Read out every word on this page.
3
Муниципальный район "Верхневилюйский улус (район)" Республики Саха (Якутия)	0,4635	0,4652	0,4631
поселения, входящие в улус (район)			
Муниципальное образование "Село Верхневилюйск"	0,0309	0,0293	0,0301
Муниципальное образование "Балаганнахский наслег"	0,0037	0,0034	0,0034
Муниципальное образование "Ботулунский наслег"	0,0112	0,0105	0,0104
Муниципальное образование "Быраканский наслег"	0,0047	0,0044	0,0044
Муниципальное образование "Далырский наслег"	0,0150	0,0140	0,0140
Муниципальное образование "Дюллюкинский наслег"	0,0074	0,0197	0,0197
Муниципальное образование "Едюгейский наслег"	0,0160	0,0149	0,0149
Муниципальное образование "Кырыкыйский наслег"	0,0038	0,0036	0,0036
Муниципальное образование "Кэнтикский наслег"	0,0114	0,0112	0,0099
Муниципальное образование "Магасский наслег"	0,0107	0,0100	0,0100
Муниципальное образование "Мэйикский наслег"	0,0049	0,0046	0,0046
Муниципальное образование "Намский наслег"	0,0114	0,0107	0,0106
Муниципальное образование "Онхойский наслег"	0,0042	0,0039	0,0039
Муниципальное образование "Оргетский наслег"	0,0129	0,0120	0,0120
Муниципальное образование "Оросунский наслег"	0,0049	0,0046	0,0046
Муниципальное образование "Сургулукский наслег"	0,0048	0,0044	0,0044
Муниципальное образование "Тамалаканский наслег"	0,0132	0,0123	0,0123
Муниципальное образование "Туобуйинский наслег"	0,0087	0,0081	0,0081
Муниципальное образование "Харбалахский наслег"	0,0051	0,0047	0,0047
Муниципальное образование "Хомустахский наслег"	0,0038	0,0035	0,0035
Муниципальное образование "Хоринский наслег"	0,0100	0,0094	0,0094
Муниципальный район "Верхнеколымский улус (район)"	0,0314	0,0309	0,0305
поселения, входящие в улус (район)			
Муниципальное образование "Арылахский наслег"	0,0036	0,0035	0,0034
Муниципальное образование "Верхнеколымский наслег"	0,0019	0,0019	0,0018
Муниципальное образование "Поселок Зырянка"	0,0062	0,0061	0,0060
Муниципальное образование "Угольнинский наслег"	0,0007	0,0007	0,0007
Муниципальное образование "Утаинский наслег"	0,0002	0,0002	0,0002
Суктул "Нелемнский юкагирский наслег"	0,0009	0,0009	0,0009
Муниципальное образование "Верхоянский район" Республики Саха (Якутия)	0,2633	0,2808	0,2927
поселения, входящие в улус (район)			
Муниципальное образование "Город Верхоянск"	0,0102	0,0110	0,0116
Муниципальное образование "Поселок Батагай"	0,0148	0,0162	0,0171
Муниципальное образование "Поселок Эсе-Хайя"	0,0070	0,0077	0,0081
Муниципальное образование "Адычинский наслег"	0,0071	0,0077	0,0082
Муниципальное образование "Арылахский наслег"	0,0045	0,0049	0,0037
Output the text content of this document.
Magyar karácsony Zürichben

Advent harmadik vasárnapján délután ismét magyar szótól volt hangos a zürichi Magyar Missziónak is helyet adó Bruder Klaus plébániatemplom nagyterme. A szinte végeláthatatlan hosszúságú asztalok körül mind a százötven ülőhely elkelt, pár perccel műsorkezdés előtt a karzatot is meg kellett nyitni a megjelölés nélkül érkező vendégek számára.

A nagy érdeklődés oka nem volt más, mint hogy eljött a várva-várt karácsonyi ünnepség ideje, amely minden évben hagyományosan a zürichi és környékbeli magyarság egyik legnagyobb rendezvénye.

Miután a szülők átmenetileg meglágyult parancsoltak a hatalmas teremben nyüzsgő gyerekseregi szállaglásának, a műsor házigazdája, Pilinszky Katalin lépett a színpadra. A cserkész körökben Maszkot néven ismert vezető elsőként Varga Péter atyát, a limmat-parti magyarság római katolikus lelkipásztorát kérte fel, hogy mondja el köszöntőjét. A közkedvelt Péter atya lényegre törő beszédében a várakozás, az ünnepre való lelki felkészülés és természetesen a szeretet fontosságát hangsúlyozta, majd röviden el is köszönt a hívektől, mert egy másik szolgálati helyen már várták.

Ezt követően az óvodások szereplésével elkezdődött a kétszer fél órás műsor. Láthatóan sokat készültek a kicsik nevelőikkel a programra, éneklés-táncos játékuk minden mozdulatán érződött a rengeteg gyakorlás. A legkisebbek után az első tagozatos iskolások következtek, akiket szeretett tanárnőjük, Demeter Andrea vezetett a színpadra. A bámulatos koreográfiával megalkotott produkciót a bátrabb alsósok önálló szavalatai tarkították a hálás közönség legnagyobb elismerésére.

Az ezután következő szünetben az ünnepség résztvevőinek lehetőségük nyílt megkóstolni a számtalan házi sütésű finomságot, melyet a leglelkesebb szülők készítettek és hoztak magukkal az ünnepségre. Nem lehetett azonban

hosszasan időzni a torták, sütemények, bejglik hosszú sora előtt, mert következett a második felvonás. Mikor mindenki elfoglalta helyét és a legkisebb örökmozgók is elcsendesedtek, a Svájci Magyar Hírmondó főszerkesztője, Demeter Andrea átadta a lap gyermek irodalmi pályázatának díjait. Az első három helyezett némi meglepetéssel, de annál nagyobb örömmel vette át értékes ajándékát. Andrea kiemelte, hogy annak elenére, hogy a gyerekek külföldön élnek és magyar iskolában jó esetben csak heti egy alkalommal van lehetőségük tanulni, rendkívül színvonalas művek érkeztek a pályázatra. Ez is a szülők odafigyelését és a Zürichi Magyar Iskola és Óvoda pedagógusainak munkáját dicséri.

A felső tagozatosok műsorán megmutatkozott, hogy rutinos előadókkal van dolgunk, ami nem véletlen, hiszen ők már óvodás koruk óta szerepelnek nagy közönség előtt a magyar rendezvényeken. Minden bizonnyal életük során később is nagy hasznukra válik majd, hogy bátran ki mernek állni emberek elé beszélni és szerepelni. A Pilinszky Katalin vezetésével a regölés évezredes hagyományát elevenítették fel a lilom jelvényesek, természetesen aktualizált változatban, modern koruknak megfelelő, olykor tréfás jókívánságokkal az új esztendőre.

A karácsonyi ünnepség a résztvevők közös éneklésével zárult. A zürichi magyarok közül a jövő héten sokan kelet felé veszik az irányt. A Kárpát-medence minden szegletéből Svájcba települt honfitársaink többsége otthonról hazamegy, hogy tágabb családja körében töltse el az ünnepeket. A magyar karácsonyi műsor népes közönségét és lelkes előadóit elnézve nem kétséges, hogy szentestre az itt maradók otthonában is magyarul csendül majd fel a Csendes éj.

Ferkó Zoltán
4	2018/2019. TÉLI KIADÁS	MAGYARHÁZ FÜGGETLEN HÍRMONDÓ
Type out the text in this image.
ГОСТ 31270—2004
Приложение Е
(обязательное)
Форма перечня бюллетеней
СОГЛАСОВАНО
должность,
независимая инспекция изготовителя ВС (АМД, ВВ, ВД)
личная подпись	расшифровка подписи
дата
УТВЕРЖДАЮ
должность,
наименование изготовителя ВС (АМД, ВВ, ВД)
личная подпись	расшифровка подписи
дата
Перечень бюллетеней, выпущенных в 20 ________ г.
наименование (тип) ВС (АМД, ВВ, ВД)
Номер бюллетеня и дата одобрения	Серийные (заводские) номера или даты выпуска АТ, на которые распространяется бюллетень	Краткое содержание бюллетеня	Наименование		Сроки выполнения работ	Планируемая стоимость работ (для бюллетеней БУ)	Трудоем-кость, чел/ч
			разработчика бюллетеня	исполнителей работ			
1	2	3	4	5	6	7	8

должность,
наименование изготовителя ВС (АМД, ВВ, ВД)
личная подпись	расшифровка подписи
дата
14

Request: Select and copy every line from the records that includes the word "ünnepség".

Answer to the task:
A nagy érdeklődés oka nem volt más, mint hogy eljött a várva-várt karácsonyi ünnepség ideje, amely minden évben hagyományosan a zürichi és környékbeli magyarság egyik legnagyobb rendezvénye.
Az ezután következő szünetben az ünnepség résztvevőinek lehetőségük nyílt megkóstolni a számtalan házi sütésű finomságot, melyet a leglelkesebb szülők készítettek és hoztak magukkal az ünnepségre. Nem lehetett azonban
A karácsonyi ünnepség a résztvevők közös éneklésével zárult. A zürichi magyarok közül a jövő héten sokan kelet felé veszik az irányt. A Kárpát-medence minden szegletéből Svájcba települt honfitársaink többsége otthonról hazamegy, hogy tágabb családja körében töltse el az ünnepeket. A magyar karácsonyi műsor népes közönségét és lelkes előadóit elnézve nem kétséges, hogy szentestre az itt maradók otthonában is magyarul csendül majd fel a Csendes éj.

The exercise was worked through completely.